Exercise description: Type out the material below exactly.

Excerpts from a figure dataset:
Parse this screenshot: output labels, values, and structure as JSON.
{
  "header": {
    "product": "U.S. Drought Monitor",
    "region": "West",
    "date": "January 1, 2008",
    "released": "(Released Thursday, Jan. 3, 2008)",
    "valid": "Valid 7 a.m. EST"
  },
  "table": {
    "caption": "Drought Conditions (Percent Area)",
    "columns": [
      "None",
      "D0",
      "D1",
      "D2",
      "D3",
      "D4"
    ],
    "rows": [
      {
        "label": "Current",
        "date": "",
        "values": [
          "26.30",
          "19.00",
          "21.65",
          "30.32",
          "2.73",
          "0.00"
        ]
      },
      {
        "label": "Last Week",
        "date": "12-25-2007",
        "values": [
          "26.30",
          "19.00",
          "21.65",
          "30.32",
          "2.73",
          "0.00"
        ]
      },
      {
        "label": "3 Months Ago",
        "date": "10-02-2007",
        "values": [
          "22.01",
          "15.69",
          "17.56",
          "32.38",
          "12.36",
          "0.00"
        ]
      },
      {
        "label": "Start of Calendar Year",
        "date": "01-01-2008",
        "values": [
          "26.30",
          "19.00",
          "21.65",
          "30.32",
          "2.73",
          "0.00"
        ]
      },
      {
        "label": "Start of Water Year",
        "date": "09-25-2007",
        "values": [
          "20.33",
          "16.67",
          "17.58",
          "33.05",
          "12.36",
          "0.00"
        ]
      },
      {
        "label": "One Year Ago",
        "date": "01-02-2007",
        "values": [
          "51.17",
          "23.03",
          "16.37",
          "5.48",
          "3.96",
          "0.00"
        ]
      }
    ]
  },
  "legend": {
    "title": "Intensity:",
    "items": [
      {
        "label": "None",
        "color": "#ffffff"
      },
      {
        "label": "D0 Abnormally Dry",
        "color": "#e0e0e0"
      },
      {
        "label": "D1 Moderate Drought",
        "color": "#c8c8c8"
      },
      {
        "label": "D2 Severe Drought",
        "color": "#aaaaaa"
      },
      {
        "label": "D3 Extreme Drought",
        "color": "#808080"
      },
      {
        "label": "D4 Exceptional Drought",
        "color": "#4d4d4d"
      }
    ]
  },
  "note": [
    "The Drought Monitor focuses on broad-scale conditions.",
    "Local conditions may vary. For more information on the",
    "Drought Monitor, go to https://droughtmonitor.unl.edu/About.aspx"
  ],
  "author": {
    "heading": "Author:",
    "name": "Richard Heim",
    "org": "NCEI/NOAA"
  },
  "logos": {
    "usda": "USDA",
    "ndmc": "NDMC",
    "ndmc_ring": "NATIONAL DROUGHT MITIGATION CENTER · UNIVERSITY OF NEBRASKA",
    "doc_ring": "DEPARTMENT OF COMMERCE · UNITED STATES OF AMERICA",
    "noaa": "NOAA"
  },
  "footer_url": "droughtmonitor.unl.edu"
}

Result:
Parse this screenshot: output labels, values, and structure as JSON.
{
  "header": {
    "product": "U.S. Drought Monitor",
    "region": "West",
    "date": "January 1, 2008",
    "released": "(Released Thursday, Jan. 3, 2008)",
    "valid": "Valid 7 a.m. EST"
  },
  "table": {
    "caption": "Drought Conditions (Percent Area)",
    "columns": [
      "None",
      "D0",
      "D1",
      "D2",
      "D3",
      "D4"
    ],
    "rows": [
      {
        "label": "Current",
        "date": "",
        "values": [
          "26.30",
          "19.00",
          "21.65",
          "30.32",
          "2.73",
          "0.00"
        ]
      },
      {
        "label": "Last Week",
        "date": "12-25-2007",
        "values": [
          "26.30",
          "19.00",
          "21.65",
          "30.32",
          "2.73",
          "0.00"
        ]
      },
      {
        "label": "3 Months Ago",
        "date": "10-02-2007",
        "values": [
          "22.01",
          "15.69",
          "17.56",
          "32.38",
          "12.36",
          "0.00"
        ]
      },
      {
        "label": "Start of Calendar Year",
        "date": "01-01-2008",
        "values": [
          "26.30",
          "19.00",
          "21.65",
          "30.32",
          "2.73",
          "0.00"
        ]
      },
      {
        "label": "Start of Water Year",
        "date": "09-25-2007",
        "values": [
          "20.33",
          "16.67",
          "17.58",
          "33.05",
          "12.36",
          "0.00"
        ]
      },
      {
        "label": "One Year Ago",
        "date": "01-02-2007",
        "values": [
          "51.17",
          "23.03",
          "16.37",
          "5.48",
          "3.96",
          "0.00"
        ]
      }
    ]
  },
  "legend": {
    "title": "Intensity:",
    "items": [
      {
        "label": "None",
        "color": "#ffffff"
      },
      {
        "label": "D0 Abnormally Dry",
        "color": "#e0e0e0"
      },
      {
        "label": "D1 Moderate Drought",
        "color": "#c8c8c8"
      },
      {
        "label": "D2 Severe Drought",
        "color": "#aaaaaa"
      },
      {
        "label": "D3 Extreme Drought",
        "color": "#808080"
      },
      {
        "label": "D4 Exceptional Drought",
        "color": "#4d4d4d"
      }
    ]
  },
  "note": [
    "The Drought Monitor focuses on broad-scale conditions.",
    "Local conditions may vary. For more information on the",
    "Drought Monitor, go to https://droughtmonitor.unl.edu/About.aspx"
  ],
  "author": {
    "heading": "Author:",
    "name": "Richard Heim",
    "org": "NCEI/NOAA"
  },
  "logos": {
    "usda": "USDA",
    "ndmc": "NDMC",
    "ndmc_ring": "NATIONAL DROUGHT MITIGATION CENTER · UNIVERSITY OF NEBRASKA",
    "doc_ring": "DEPARTMENT OF COMMERCE · UNITED STATES OF AMERICA",
    "noaa": "NOAA"
  },
  "footer_url": "droughtmonitor.unl.edu"
}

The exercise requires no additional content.